**Work to complete:**
Will you write out all the entries below exactly?

**Information given:**
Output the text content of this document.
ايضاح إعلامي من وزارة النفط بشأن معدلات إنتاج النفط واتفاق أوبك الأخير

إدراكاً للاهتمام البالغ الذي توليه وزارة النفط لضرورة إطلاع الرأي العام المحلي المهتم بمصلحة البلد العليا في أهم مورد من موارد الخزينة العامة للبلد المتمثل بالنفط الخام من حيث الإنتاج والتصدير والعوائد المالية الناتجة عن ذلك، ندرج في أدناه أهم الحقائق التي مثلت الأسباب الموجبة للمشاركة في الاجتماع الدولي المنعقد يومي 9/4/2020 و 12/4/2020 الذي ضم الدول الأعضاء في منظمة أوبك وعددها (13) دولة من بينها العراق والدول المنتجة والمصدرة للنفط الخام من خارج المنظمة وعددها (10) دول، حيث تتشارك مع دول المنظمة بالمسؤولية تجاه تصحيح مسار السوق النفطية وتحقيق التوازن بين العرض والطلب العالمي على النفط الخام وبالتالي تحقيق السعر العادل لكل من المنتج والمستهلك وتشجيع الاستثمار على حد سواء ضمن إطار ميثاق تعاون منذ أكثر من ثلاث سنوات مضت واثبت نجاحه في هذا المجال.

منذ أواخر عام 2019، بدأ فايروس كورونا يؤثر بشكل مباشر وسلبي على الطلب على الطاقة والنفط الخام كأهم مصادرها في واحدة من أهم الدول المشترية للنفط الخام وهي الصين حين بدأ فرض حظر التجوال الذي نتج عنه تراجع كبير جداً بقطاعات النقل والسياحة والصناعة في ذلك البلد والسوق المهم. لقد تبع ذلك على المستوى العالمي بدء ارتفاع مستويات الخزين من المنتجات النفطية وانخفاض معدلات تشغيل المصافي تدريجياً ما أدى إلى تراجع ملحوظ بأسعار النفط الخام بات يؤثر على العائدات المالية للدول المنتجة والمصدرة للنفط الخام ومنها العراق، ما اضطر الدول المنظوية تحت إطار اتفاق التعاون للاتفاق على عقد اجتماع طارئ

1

**Solution for this task:**
Output the text content of this document.
ايضاح إعلامي من وزارة النفط بشأن معدلات إنتاج النفط واتفاق أوبك الأخير

إدراكاً للاهتمام البالغ الذي توليه وزارة النفط لضرورة إطلاع الرأي العام المحلي المهتم بمصلحة البلد العليا في أهم مورد من موارد الخزينة العامة للبلد المتمثل بالنفط الخام من حيث الإنتاج والتصدير والعوائد المالية الناتجة عن ذلك، ندرج في أدناه أهم الحقائق التي مثلت الأسباب الموجبة للمشاركة في الاجتماع الدولي المنعقد يومي 9/4/2020 و 12/4/2020 الذي ضم الدول الأعضاء في منظمة أوبك وعددها (13) دولة من بينها العراق والدول المنتجة والمصدرة للنفط الخام من خارج المنظمة وعددها (10) دول، حيث تتشارك مع دول المنظمة بالمسؤولية تجاه تصحيح مسار السوق النفطية وتحقيق التوازن بين العرض والطلب العالمي على النفط الخام وبالتالي تحقيق السعر العادل لكل من المنتج والمستهلك وتشجيع الاستثمار على حد سواء ضمن إطار ميثاق تعاون منذ أكثر من ثلاث سنوات مضت واثبت نجاحه في هذا المجال.

منذ أواخر عام 2019، بدأ فايروس كورونا يؤثر بشكل مباشر وسلبي على الطلب على الطاقة والنفط الخام كأهم مصادرها في واحدة من أهم الدول المشترية للنفط الخام وهي الصين حين بدأ فرض حظر التجوال الذي نتج عنه تراجع كبير جداً بقطاعات النقل والسياحة والصناعة في ذلك البلد والسوق المهم. لقد تبع ذلك على المستوى العالمي بدء ارتفاع مستويات الخزين من المنتجات النفطية وانخفاض معدلات تشغيل المصافي تدريجياً ما أدى إلى تراجع ملحوظ بأسعار النفط الخام بات يؤثر على العائدات المالية للدول المنتجة والمصدرة للنفط الخام ومنها العراق، ما اضطر الدول المنظوية تحت إطار اتفاق التعاون للاتفاق على عقد اجتماع طارئ

1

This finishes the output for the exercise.